▸ **PROVIDED MATERIAL**

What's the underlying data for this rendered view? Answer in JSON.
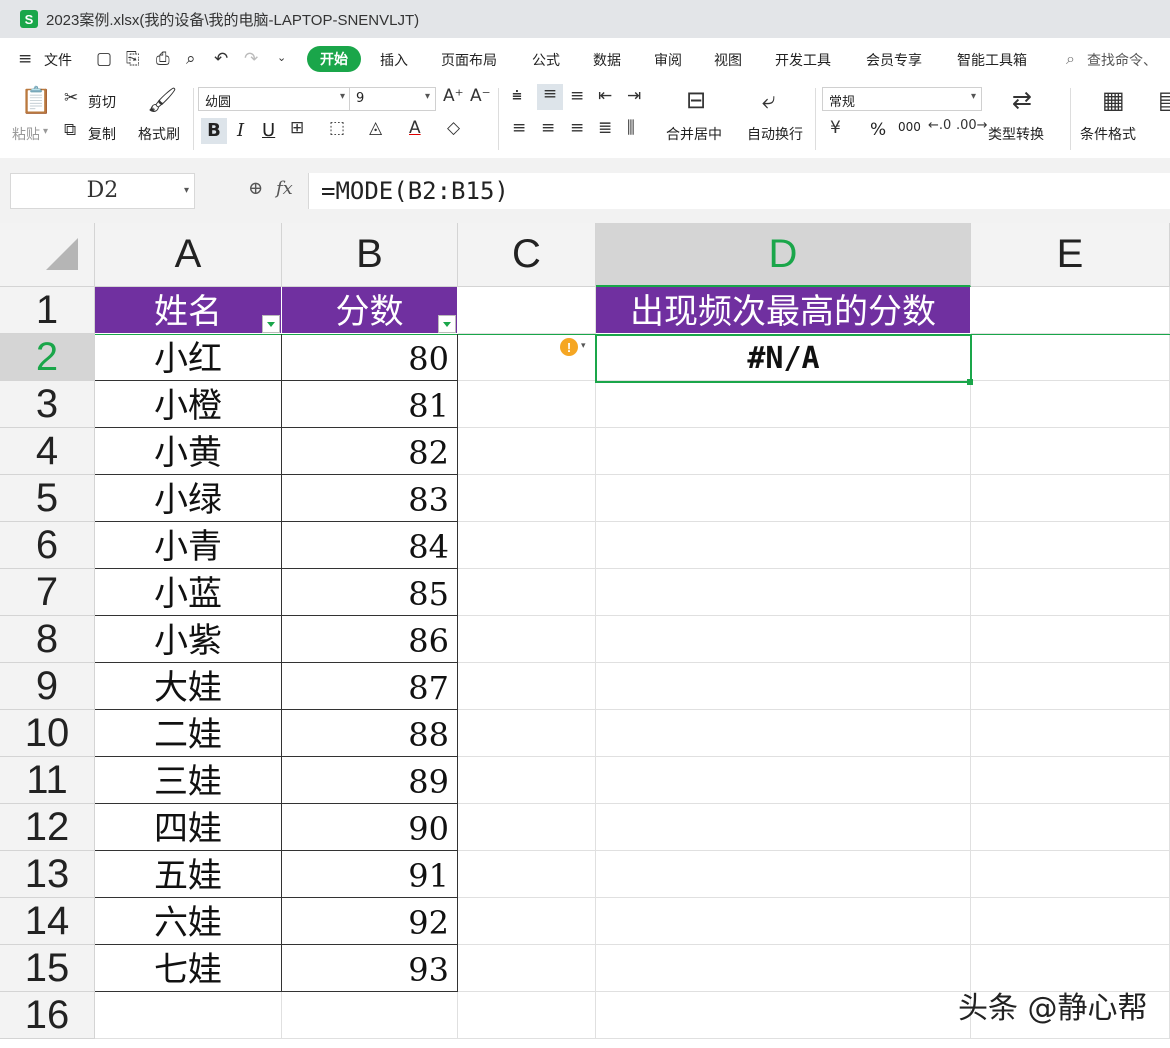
{
  "window": {
    "title": "2023案例.xlsx(我的设备\\我的电脑-LAPTOP-SNENVLJT)",
    "logo": "S"
  },
  "menu": {
    "file": "文件",
    "tabs": [
      "开始",
      "插入",
      "页面布局",
      "公式",
      "数据",
      "审阅",
      "视图",
      "开发工具",
      "会员专享",
      "智能工具箱"
    ],
    "search": "查找命令、"
  },
  "ribbon": {
    "paste": "粘贴",
    "cut": "剪切",
    "copy": "复制",
    "format_painter": "格式刷",
    "font_name": "幼圆",
    "font_size": "9",
    "bold": "B",
    "italic": "I",
    "underline": "U",
    "merge_center": "合并居中",
    "wrap_text": "自动换行",
    "number_format": "常规",
    "percent": "%",
    "thousands": "000",
    "convert_type": "类型转换",
    "conditional_format": "条件格式"
  },
  "formula_bar": {
    "name_box": "D2",
    "fx": "fx",
    "formula": "=MODE(B2:B15)"
  },
  "sheet": {
    "columns": [
      "A",
      "B",
      "C",
      "D",
      "E"
    ],
    "selected_column": "D",
    "rows": [
      "1",
      "2",
      "3",
      "4",
      "5",
      "6",
      "7",
      "8",
      "9",
      "10",
      "11",
      "12",
      "13",
      "14",
      "15",
      "16"
    ],
    "selected_row": "2",
    "header_name": "姓名",
    "header_score": "分数",
    "header_d": "出现频次最高的分数",
    "names": [
      "小红",
      "小橙",
      "小黄",
      "小绿",
      "小青",
      "小蓝",
      "小紫",
      "大娃",
      "二娃",
      "三娃",
      "四娃",
      "五娃",
      "六娃",
      "七娃"
    ],
    "scores": [
      "80",
      "81",
      "82",
      "83",
      "84",
      "85",
      "86",
      "87",
      "88",
      "89",
      "90",
      "91",
      "92",
      "93"
    ],
    "d2_value": "#N/A",
    "header_fill": "#7030a0",
    "accent": "#1aa64a"
  },
  "watermark": "头条 @静心帮"
}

▸ **WHAT YOU WILL DO**
Restate each entry word for word, please, but drop any images it holds.

▸ **RESULT**
What's the underlying data for this rendered view? Answer in JSON.
{
  "window": {
    "title": "2023案例.xlsx(我的设备\\我的电脑-LAPTOP-SNENVLJT)",
    "logo": "S"
  },
  "menu": {
    "file": "文件",
    "tabs": [
      "开始",
      "插入",
      "页面布局",
      "公式",
      "数据",
      "审阅",
      "视图",
      "开发工具",
      "会员专享",
      "智能工具箱"
    ],
    "search": "查找命令、"
  },
  "ribbon": {
    "paste": "粘贴",
    "cut": "剪切",
    "copy": "复制",
    "format_painter": "格式刷",
    "font_name": "幼圆",
    "font_size": "9",
    "bold": "B",
    "italic": "I",
    "underline": "U",
    "merge_center": "合并居中",
    "wrap_text": "自动换行",
    "number_format": "常规",
    "percent": "%",
    "thousands": "000",
    "convert_type": "类型转换",
    "conditional_format": "条件格式"
  },
  "formula_bar": {
    "name_box": "D2",
    "fx": "fx",
    "formula": "=MODE(B2:B15)"
  },
  "sheet": {
    "columns": [
      "A",
      "B",
      "C",
      "D",
      "E"
    ],
    "selected_column": "D",
    "rows": [
      "1",
      "2",
      "3",
      "4",
      "5",
      "6",
      "7",
      "8",
      "9",
      "10",
      "11",
      "12",
      "13",
      "14",
      "15",
      "16"
    ],
    "selected_row": "2",
    "header_name": "姓名",
    "header_score": "分数",
    "header_d": "出现频次最高的分数",
    "names": [
      "小红",
      "小橙",
      "小黄",
      "小绿",
      "小青",
      "小蓝",
      "小紫",
      "大娃",
      "二娃",
      "三娃",
      "四娃",
      "五娃",
      "六娃",
      "七娃"
    ],
    "scores": [
      "80",
      "81",
      "82",
      "83",
      "84",
      "85",
      "86",
      "87",
      "88",
      "89",
      "90",
      "91",
      "92",
      "93"
    ],
    "d2_value": "#N/A",
    "header_fill": "#7030a0",
    "accent": "#1aa64a"
  },
  "watermark": "头条 @静心帮"
}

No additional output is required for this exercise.